Write out only the lines from the line containing "Give me the" to the end of the listing below, both included, exactly as they stand. Drop the pictures.

== Provided records ==
******

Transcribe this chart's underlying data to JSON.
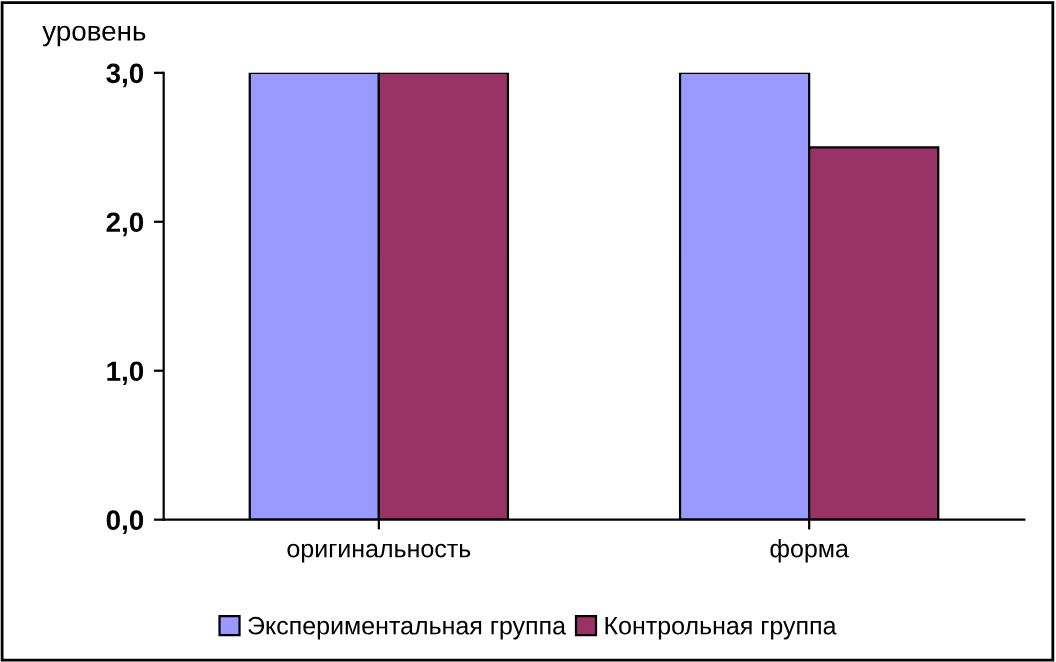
{
  "chart_data": {
    "type": "bar",
    "ylabel": "уровень",
    "categories": [
      "оригинальность",
      "форма"
    ],
    "series": [
      {
        "name": "Экспериментальная группа",
        "color": "#9999ff",
        "values": [
          3.0,
          3.0
        ]
      },
      {
        "name": "Контрольная группа",
        "color": "#993366",
        "values": [
          3.0,
          2.5
        ]
      }
    ],
    "ylim": [
      0,
      3
    ],
    "yticks": [
      {
        "value": 0,
        "label": "0,0"
      },
      {
        "value": 1,
        "label": "1,0"
      },
      {
        "value": 2,
        "label": "2,0"
      },
      {
        "value": 3,
        "label": "3,0"
      }
    ],
    "grid": false,
    "legend": "bottom"
  }
}
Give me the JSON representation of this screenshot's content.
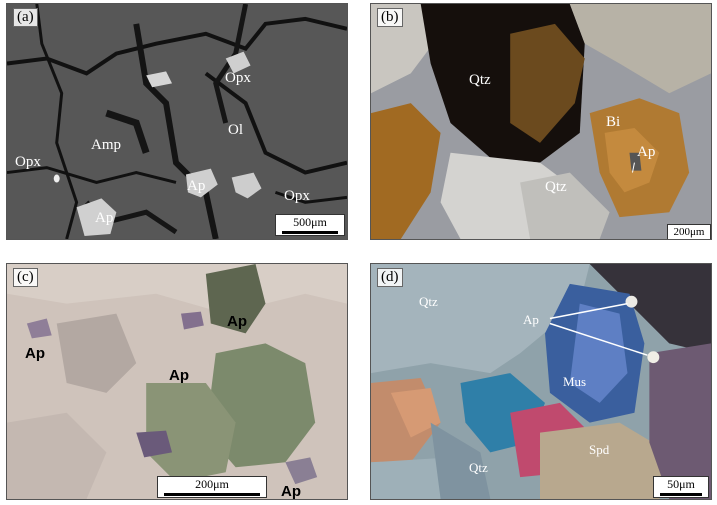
{
  "panels": {
    "a": {
      "label": "(a)",
      "minerals": [
        "Opx",
        "Amp",
        "Ol",
        "Opx",
        "Ap",
        "Ap",
        "Opx"
      ],
      "scale": "500μm"
    },
    "b": {
      "label": "(b)",
      "minerals": [
        "Qtz",
        "Bi",
        "Ap",
        "Qtz"
      ],
      "scale": "200μm"
    },
    "c": {
      "label": "(c)",
      "minerals": [
        "Ap",
        "Ap",
        "Ap",
        "Ap"
      ],
      "scale": "200μm"
    },
    "d": {
      "label": "(d)",
      "minerals": [
        "Qtz",
        "Ap",
        "Mus",
        "Qtz",
        "Spd"
      ],
      "scale": "50μm"
    }
  }
}
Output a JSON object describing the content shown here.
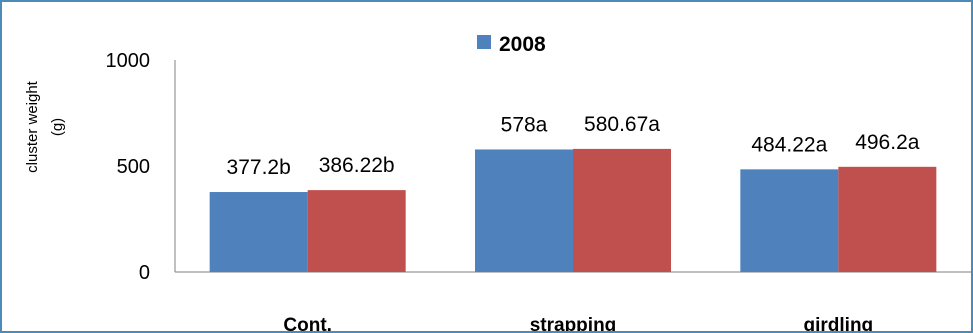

******

== Task output ==
Give me the JSON representation of this screenshot's content.
{
  "panels": {
    "a": {
      "label": "(a)",
      "minerals": [
        "Opx",
        "Amp",
        "Ol",
        "Opx",
        "Ap",
        "Ap",
        "Opx"
      ],
      "scale": "500μm"
    },
    "b": {
      "label": "(b)",
      "minerals": [
        "Qtz",
        "Bi",
        "Ap",
        "Qtz"
      ],
      "scale": "200μm"
    },
    "c": {
      "label": "(c)",
      "minerals": [
        "Ap",
        "Ap",
        "Ap",
        "Ap"
      ],
      "scale": "200μm"
    },
    "d": {
      "label": "(d)",
      "minerals": [
        "Qtz",
        "Ap",
        "Mus",
        "Qtz",
        "Spd"
      ],
      "scale": "50μm"
    }
  }
}
Output a JSON object describing the content shown here.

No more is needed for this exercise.